#### [TASK TO COMPLETE]
Copy whichever lines contain the string "Problems".

#### [Collected data entries]

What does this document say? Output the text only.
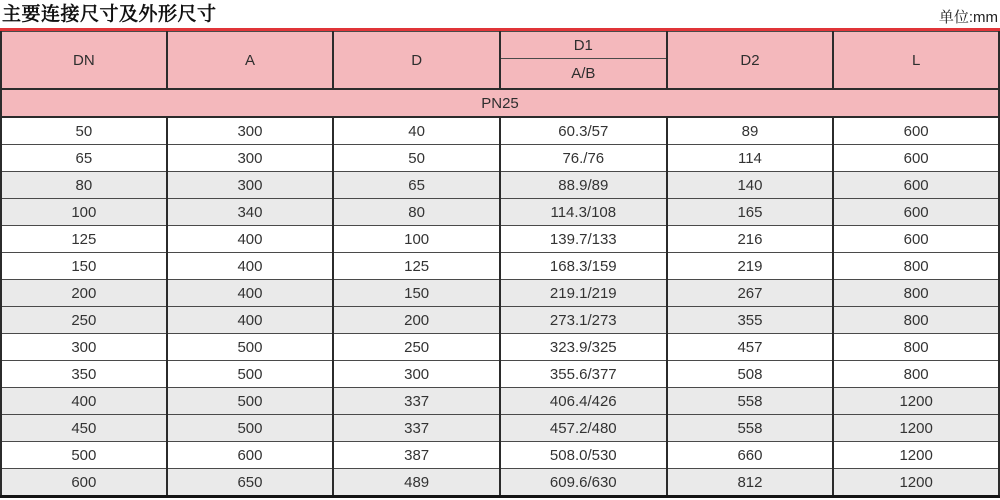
主要连接尺寸及外形尺寸	单位:mm
DN	A	D	D1	D2	L
			A/B		
PN25					
50	300	40	60.3/57	89	600
65	300	50	76./76	114	600
80	300	65	88.9/89	140	600
100	340	80	114.3/108	165	600
125	400	100	139.7/133	216	600
150	400	125	168.3/159	219	800
200	400	150	219.1/219	267	800
250	400	200	273.1/273	355	800
300	500	250	323.9/325	457	800
350	500	300	355.6/377	508	800
400	500	337	406.4/426	558	1200
450	500	337	457.2/480	558	1200
500	600	387	508.0/530	660	1200
600	650	489	609.6/630	812	1200
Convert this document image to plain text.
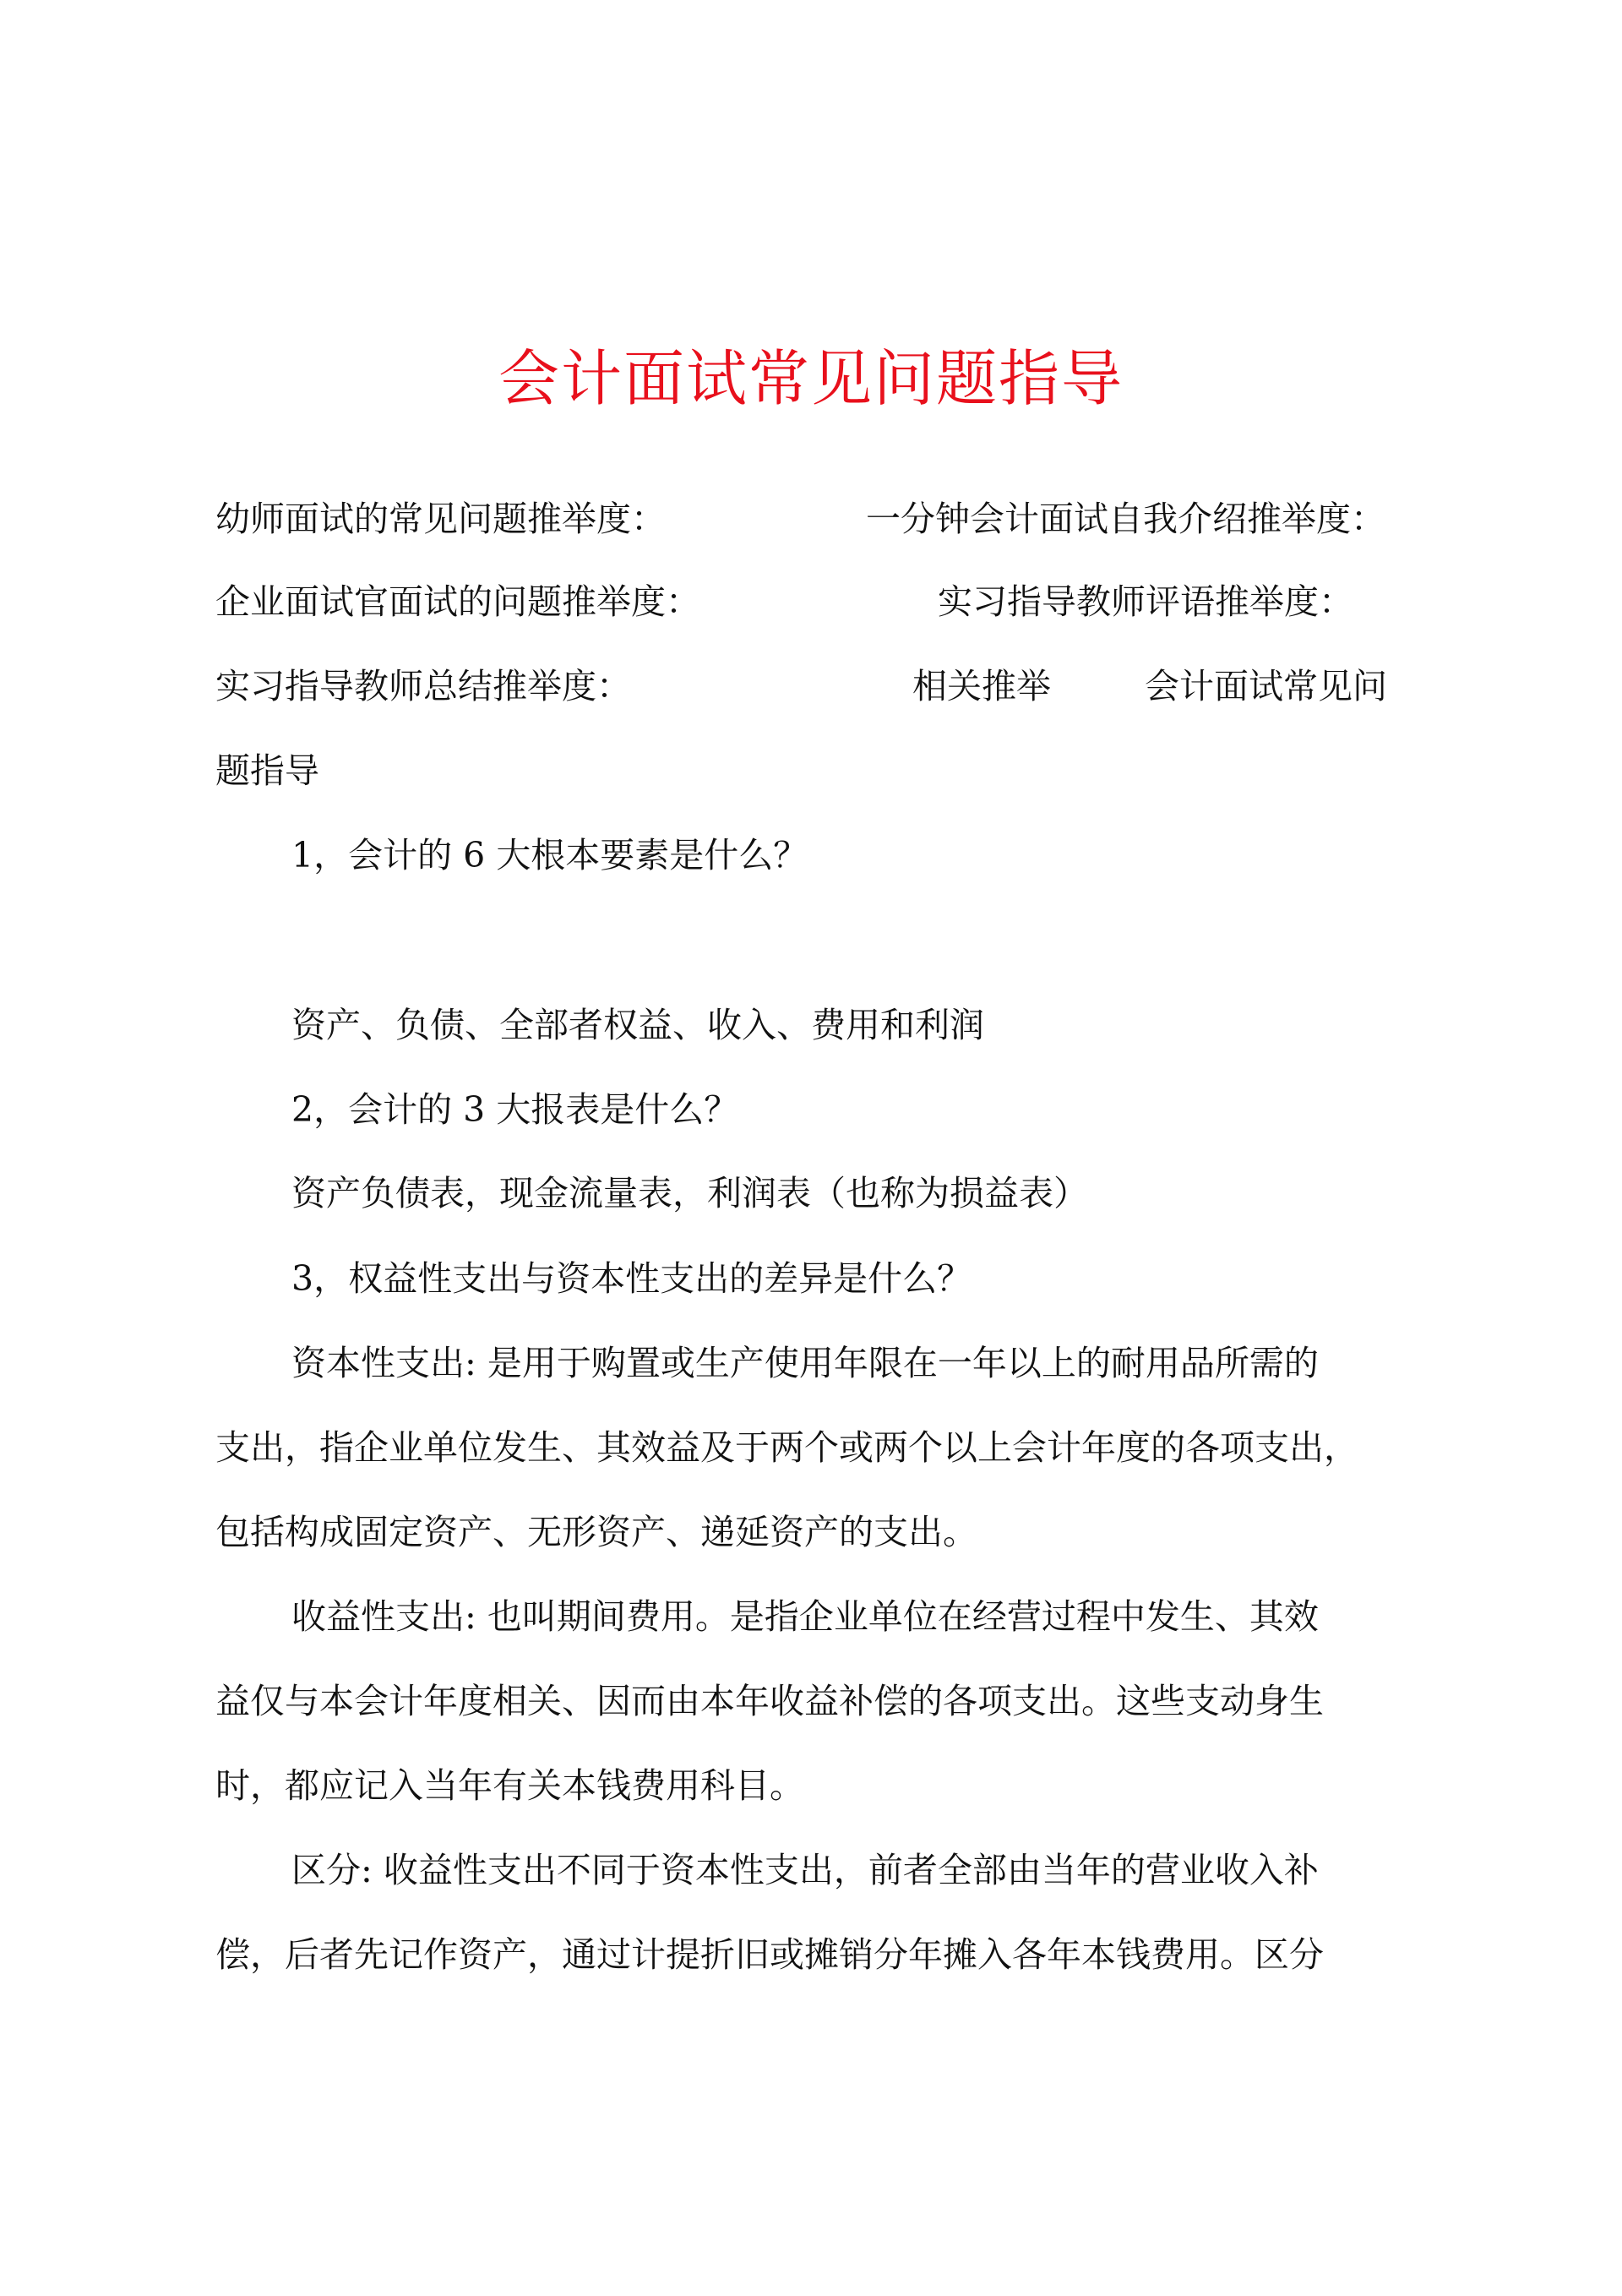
会计面试常见问题指导
幼师面试的常见问题推举度：	一分钟会计面试自我介绍推举度：
企业面试官面试的问题推举度：	实习指导教师评语推举度：
实习指导教师总结推举度：	相关推举	会计面试常见问
题指导
1，会计的 6 大根本要素是什么？
资产、负债、全部者权益、收入、费用和利润
2，会计的 3 大报表是什么？
资产负债表，现金流量表，利润表（也称为损益表）
3，权益性支出与资本性支出的差异是什么？
资本性支出: 是用于购置或生产使用年限在一年以上的耐用品所需的
支出，指企业单位发生、其效益及于两个或两个以上会计年度的各项支出，
包括构成固定资产、无形资产、递延资产的支出。
收益性支出: 也叫期间费用。是指企业单位在经营过程中发生、其效
益仅与本会计年度相关、因而由本年收益补偿的各项支出。这些支动身生
时，都应记入当年有关本钱费用科目。
区分: 收益性支出不同于资本性支出，前者全部由当年的营业收入补
偿，后者先记作资产，通过计提折旧或摊销分年摊入各年本钱费用。区分
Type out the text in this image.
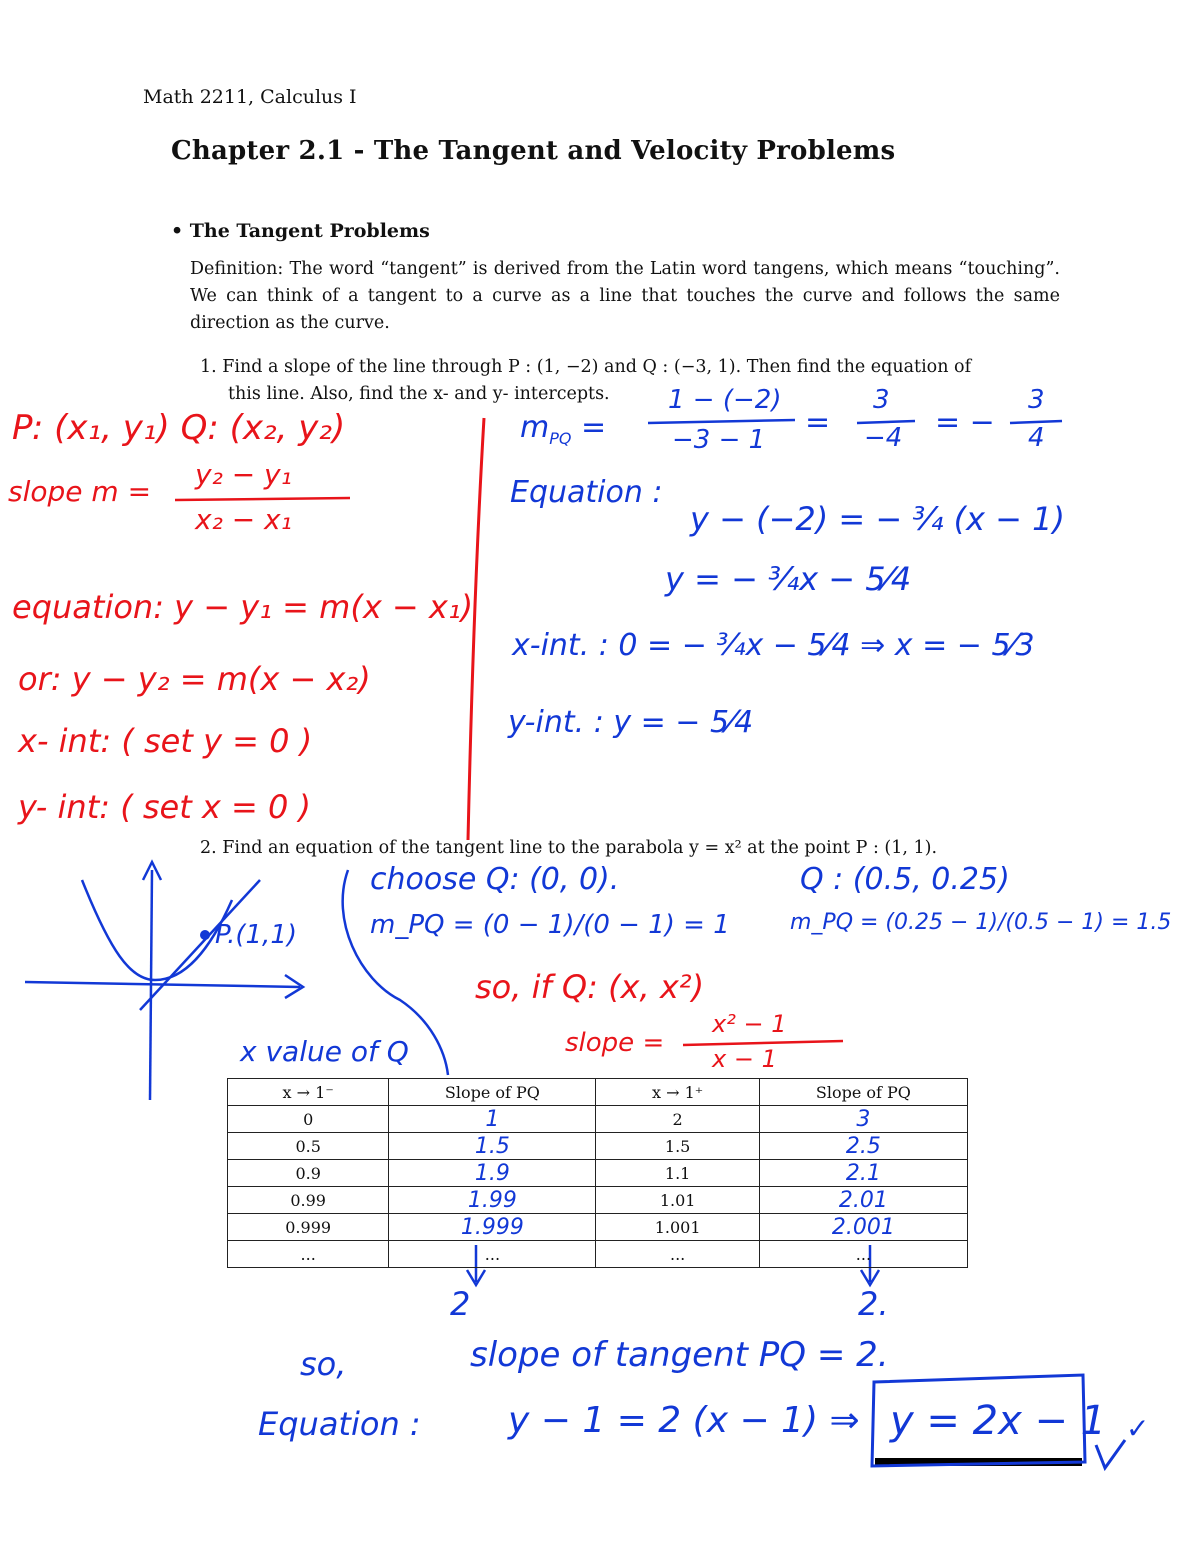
Math 2211, Calculus I
Chapter 2.1 - The Tangent and Velocity Problems
• The Tangent Problems
Definition: The word “tangent” is derived from the Latin word tangens, which means “touching”. We can think of a tangent to a curve as a line that touches the curve and follows the same direction as the curve.
1. Find a slope of the line through P : (1, −2) and Q : (−3, 1). Then find the equation of
this line. Also, find the x- and y- intercepts.
2. Find an equation of the tangent line to the parabola y = x² at the point P : (1, 1).
P: (x₁, y₁) Q: (x₂, y₂)
slope m =
y₂ − y₁
x₂ − x₁
equation: y − y₁ = m(x − x₁)
or: y − y₂ = m(x − x₂)
x- int: ( set y = 0 )
y- int: ( set x = 0 )
so, if Q: (x, x²)
slope =
x² − 1
x − 1
$m_{PQ}$ =
1 − (−2)
−3 − 1 =
3
−4 = −
3
4
Equation :
y − (−2) = − ¾ (x − 1)
y = − ¾x − 5⁄4
x-int. : 0 = − ¾x − 5⁄4 ⇒ x = − 5⁄3
y-int. : y = − 5⁄4
P.(1,1)
choose Q: (0, 0).
m_PQ = (0 − 1)/(0 − 1) = 1
Q : (0.5, 0.25)
m_PQ = (0.25 − 1)/(0.5 − 1) = 1.5
x value of Q
x → 1⁻	Slope of PQ	x → 1⁺	Slope of PQ
0	1	2	3
0.5	1.5	1.5	2.5
0.9	1.9	1.1	2.1
0.99	1.99	1.01	2.01
0.999	1.999	1.001	2.001
...	...	...	...
2	2.
so,	slope of tangent PQ = 2.
Equation : y − 1 = 2 (x − 1) ⇒ y = 2x − 1 ✓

#### [EXPECTED ANSWER]
Chapter 2.1 - The Tangent and Velocity Problems
• The Tangent Problems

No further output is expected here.